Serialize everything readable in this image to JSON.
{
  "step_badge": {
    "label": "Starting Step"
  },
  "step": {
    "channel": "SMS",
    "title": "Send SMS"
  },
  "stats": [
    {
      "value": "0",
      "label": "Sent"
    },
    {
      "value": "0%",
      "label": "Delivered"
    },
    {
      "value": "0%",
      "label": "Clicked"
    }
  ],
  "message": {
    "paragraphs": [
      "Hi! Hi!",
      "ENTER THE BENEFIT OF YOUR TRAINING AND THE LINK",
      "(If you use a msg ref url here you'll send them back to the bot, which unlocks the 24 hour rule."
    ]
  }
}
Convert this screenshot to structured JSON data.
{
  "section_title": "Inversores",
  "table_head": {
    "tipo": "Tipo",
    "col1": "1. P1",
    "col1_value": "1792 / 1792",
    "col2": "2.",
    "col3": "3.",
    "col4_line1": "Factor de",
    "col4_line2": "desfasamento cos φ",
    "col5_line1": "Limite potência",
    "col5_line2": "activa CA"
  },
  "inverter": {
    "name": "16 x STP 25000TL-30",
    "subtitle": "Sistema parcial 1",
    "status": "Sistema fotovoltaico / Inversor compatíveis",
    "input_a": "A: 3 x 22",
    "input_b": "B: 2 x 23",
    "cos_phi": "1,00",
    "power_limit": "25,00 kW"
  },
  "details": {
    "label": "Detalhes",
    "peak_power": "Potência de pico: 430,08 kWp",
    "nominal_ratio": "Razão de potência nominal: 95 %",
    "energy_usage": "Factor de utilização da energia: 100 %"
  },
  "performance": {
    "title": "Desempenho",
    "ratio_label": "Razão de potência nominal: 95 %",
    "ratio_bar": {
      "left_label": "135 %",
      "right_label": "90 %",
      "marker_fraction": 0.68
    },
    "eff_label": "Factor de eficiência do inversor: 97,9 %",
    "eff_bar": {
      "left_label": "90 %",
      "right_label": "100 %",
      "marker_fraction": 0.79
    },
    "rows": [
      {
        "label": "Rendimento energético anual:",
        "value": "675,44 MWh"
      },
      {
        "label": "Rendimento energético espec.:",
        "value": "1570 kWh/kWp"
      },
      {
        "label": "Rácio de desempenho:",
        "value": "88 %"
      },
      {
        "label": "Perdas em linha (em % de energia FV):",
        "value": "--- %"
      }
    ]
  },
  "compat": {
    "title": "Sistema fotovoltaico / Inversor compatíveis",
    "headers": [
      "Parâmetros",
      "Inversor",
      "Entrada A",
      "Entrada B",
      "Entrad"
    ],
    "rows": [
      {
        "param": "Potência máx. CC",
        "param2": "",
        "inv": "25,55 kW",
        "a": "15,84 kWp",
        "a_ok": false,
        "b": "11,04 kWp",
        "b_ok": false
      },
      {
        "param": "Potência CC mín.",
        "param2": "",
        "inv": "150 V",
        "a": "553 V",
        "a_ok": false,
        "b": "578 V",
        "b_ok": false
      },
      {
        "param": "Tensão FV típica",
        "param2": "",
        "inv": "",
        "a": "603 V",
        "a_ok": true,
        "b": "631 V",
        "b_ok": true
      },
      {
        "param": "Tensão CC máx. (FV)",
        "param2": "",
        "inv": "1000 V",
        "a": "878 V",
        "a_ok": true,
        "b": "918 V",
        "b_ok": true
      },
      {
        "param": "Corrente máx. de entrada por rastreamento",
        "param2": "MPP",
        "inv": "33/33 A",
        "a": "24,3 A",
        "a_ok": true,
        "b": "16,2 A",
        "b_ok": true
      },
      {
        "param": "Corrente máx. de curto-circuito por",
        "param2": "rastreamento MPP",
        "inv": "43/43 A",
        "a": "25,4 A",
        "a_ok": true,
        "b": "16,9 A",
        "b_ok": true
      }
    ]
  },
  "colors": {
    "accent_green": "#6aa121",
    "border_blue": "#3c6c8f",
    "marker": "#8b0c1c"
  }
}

# TASK INSTRUCTIONS
Reproduce the entries above exactly.

# REPLY
Serialize everything readable in this image to JSON.
{
  "step_badge": {
    "label": "Starting Step"
  },
  "step": {
    "channel": "SMS",
    "title": "Send SMS"
  },
  "stats": [
    {
      "value": "0",
      "label": "Sent"
    },
    {
      "value": "0%",
      "label": "Delivered"
    },
    {
      "value": "0%",
      "label": "Clicked"
    }
  ],
  "message": {
    "paragraphs": [
      "Hi! Hi!",
      "ENTER THE BENEFIT OF YOUR TRAINING AND THE LINK",
      "(If you use a msg ref url here you'll send them back to the bot, which unlocks the 24 hour rule."
    ]
  }
}
Convert this screenshot to structured JSON data.
{
  "section_title": "Inversores",
  "table_head": {
    "tipo": "Tipo",
    "col1": "1. P1",
    "col1_value": "1792 / 1792",
    "col2": "2.",
    "col3": "3.",
    "col4_line1": "Factor de",
    "col4_line2": "desfasamento cos φ",
    "col5_line1": "Limite potência",
    "col5_line2": "activa CA"
  },
  "inverter": {
    "name": "16 x STP 25000TL-30",
    "subtitle": "Sistema parcial 1",
    "status": "Sistema fotovoltaico / Inversor compatíveis",
    "input_a": "A: 3 x 22",
    "input_b": "B: 2 x 23",
    "cos_phi": "1,00",
    "power_limit": "25,00 kW"
  },
  "details": {
    "label": "Detalhes",
    "peak_power": "Potência de pico: 430,08 kWp",
    "nominal_ratio": "Razão de potência nominal: 95 %",
    "energy_usage": "Factor de utilização da energia: 100 %"
  },
  "performance": {
    "title": "Desempenho",
    "ratio_label": "Razão de potência nominal: 95 %",
    "ratio_bar": {
      "left_label": "135 %",
      "right_label": "90 %",
      "marker_fraction": 0.68
    },
    "eff_label": "Factor de eficiência do inversor: 97,9 %",
    "eff_bar": {
      "left_label": "90 %",
      "right_label": "100 %",
      "marker_fraction": 0.79
    },
    "rows": [
      {
        "label": "Rendimento energético anual:",
        "value": "675,44 MWh"
      },
      {
        "label": "Rendimento energético espec.:",
        "value": "1570 kWh/kWp"
      },
      {
        "label": "Rácio de desempenho:",
        "value": "88 %"
      },
      {
        "label": "Perdas em linha (em % de energia FV):",
        "value": "--- %"
      }
    ]
  },
  "compat": {
    "title": "Sistema fotovoltaico / Inversor compatíveis",
    "headers": [
      "Parâmetros",
      "Inversor",
      "Entrada A",
      "Entrada B",
      "Entrad"
    ],
    "rows": [
      {
        "param": "Potência máx. CC",
        "param2": "",
        "inv": "25,55 kW",
        "a": "15,84 kWp",
        "a_ok": false,
        "b": "11,04 kWp",
        "b_ok": false
      },
      {
        "param": "Potência CC mín.",
        "param2": "",
        "inv": "150 V",
        "a": "553 V",
        "a_ok": false,
        "b": "578 V",
        "b_ok": false
      },
      {
        "param": "Tensão FV típica",
        "param2": "",
        "inv": "",
        "a": "603 V",
        "a_ok": true,
        "b": "631 V",
        "b_ok": true
      },
      {
        "param": "Tensão CC máx. (FV)",
        "param2": "",
        "inv": "1000 V",
        "a": "878 V",
        "a_ok": true,
        "b": "918 V",
        "b_ok": true
      },
      {
        "param": "Corrente máx. de entrada por rastreamento",
        "param2": "MPP",
        "inv": "33/33 A",
        "a": "24,3 A",
        "a_ok": true,
        "b": "16,2 A",
        "b_ok": true
      },
      {
        "param": "Corrente máx. de curto-circuito por",
        "param2": "rastreamento MPP",
        "inv": "43/43 A",
        "a": "25,4 A",
        "a_ok": true,
        "b": "16,9 A",
        "b_ok": true
      }
    ]
  },
  "colors": {
    "accent_green": "#6aa121",
    "border_blue": "#3c6c8f",
    "marker": "#8b0c1c"
  }
}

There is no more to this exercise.